(Extract)
- - -
Hence, the definitions/algorithms given here are to be understood as educational and must not be implemented straight away in a real system!

**Definition 1.** For  $\ell$ -bit RSA, pick two secret primes p, q, each about  $\ell/2$  in size. Let  $n = p \cdot q$ . Furthermore, pick a public exponent e. The RSA public key is the tuple (n, e) The corresponding RSA private key is the tuple (p, q, d) with  $d = e^{-1} \mod \phi(n)$ .

**Definition 2.** RSA encryption of plaintext x under a public key (n, e) is given as:  $y = x^e \mod n$ .

Similarly, RSA signature verification of a signature s is:  $x = s^e \mod n$ .

**Definition 3.** RSA decryption of a ciphertext y with a private key (p, q, d) is given as:  $x = y^d \mod n$ .

Similarly, an RSA signature on a plaintext x is computed as:  $s = x^d \mod n$ .
- - -
(Supplied data)
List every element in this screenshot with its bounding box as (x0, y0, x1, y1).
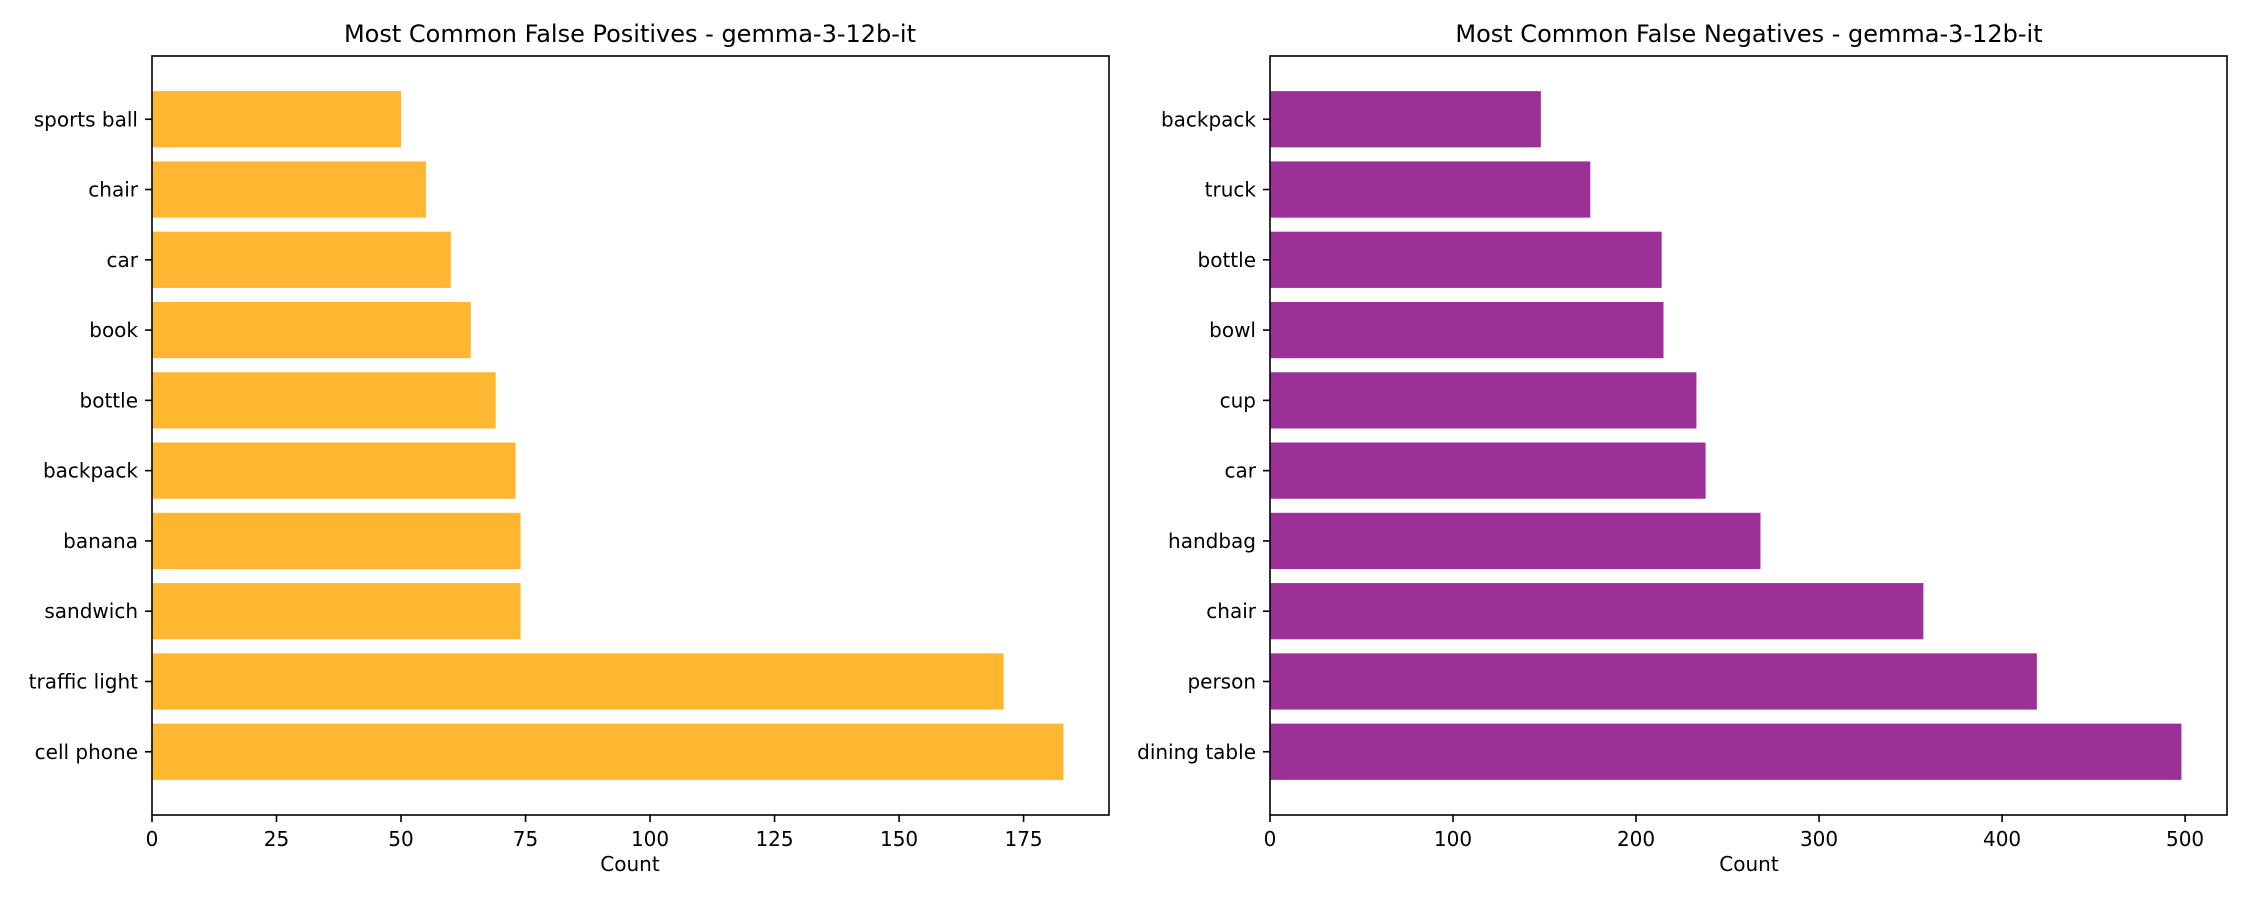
- - -
(What to work on)
(a) According to the RSA excerpt, what tuple makes up the RSA public key?
(b) Write out the RSA excerpt word for word, starting with "Similarly, RSA signature" and going on through "x^d \mod n$ .".

(Results for the exercise)
(a) The tuple (n, e).

(b)
Similarly, RSA signature verification of a signature s is:  $x = s^e \mod n$ .

**Definition 3.** RSA decryption of a ciphertext y with a private key (p, q, d) is given as:  $x = y^d \mod n$ .

Similarly, an RSA signature on a plaintext x is computed as:  $s = x^d \mod n$ .